Records that describe figures
= = = = =

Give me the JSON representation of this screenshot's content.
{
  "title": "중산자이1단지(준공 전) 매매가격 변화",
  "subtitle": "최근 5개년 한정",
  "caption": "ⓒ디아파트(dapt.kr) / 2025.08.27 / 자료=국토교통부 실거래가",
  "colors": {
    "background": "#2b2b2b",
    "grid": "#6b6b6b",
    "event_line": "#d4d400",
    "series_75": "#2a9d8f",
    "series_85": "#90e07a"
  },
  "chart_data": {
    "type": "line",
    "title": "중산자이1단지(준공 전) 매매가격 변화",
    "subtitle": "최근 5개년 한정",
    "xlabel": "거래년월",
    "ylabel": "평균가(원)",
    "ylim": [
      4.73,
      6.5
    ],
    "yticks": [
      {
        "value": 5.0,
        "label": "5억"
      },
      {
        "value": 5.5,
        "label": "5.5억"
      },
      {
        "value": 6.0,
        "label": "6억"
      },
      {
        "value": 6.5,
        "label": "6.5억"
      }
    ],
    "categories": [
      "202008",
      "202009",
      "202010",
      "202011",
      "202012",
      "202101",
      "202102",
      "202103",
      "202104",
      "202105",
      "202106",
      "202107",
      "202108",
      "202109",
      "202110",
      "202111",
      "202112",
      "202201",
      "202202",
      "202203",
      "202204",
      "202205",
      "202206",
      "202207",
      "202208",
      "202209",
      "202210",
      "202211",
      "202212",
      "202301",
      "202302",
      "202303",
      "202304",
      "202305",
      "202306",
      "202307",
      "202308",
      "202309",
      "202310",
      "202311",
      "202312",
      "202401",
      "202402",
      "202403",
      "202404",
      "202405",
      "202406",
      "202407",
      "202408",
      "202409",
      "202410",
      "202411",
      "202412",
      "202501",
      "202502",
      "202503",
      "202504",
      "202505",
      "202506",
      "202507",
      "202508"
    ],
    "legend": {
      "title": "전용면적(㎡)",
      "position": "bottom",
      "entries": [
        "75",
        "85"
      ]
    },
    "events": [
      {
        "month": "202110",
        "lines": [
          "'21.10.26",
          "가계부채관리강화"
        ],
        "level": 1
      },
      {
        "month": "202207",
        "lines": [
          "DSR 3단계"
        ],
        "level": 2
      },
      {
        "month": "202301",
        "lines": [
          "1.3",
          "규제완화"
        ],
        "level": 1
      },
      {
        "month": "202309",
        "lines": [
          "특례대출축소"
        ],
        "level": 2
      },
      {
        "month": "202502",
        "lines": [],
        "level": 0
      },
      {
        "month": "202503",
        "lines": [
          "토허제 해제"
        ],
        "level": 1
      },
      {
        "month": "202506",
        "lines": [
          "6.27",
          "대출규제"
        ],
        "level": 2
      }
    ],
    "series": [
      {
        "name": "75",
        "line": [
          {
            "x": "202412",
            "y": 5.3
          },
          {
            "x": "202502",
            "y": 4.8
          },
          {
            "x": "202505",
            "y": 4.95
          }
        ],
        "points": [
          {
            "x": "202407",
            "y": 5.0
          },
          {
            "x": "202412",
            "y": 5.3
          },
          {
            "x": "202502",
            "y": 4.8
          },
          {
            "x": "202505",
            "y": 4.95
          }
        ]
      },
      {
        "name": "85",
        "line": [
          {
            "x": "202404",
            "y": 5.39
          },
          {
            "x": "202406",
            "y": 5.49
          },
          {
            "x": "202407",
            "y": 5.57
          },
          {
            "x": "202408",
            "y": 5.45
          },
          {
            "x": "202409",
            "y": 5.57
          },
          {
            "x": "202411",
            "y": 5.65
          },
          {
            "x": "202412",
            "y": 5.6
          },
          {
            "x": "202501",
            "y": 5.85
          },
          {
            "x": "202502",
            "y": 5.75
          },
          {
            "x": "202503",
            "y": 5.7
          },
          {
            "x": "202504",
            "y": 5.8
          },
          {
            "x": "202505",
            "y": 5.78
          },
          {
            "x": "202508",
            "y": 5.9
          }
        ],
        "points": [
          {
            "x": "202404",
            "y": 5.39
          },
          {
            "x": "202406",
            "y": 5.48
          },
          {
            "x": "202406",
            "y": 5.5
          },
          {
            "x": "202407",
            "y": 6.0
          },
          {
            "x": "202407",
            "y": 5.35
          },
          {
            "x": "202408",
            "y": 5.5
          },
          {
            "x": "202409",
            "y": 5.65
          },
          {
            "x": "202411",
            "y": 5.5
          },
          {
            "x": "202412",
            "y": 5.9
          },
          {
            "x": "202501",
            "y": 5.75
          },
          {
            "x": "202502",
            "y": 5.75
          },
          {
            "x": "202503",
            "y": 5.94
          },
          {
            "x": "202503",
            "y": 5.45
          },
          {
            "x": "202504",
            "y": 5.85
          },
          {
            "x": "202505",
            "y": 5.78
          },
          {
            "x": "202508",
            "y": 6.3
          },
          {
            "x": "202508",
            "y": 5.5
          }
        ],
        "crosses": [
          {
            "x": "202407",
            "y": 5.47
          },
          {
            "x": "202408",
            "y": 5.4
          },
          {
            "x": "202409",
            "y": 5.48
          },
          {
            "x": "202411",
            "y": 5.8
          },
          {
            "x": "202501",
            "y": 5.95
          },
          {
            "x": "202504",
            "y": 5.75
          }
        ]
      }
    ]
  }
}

= = = = =

Problem statement
Find each line in the records holding the string "매매가격" and show it.

Written answer
  "title": "중산자이1단지(준공 전) 매매가격 변화",
    "title": "중산자이1단지(준공 전) 매매가격 변화",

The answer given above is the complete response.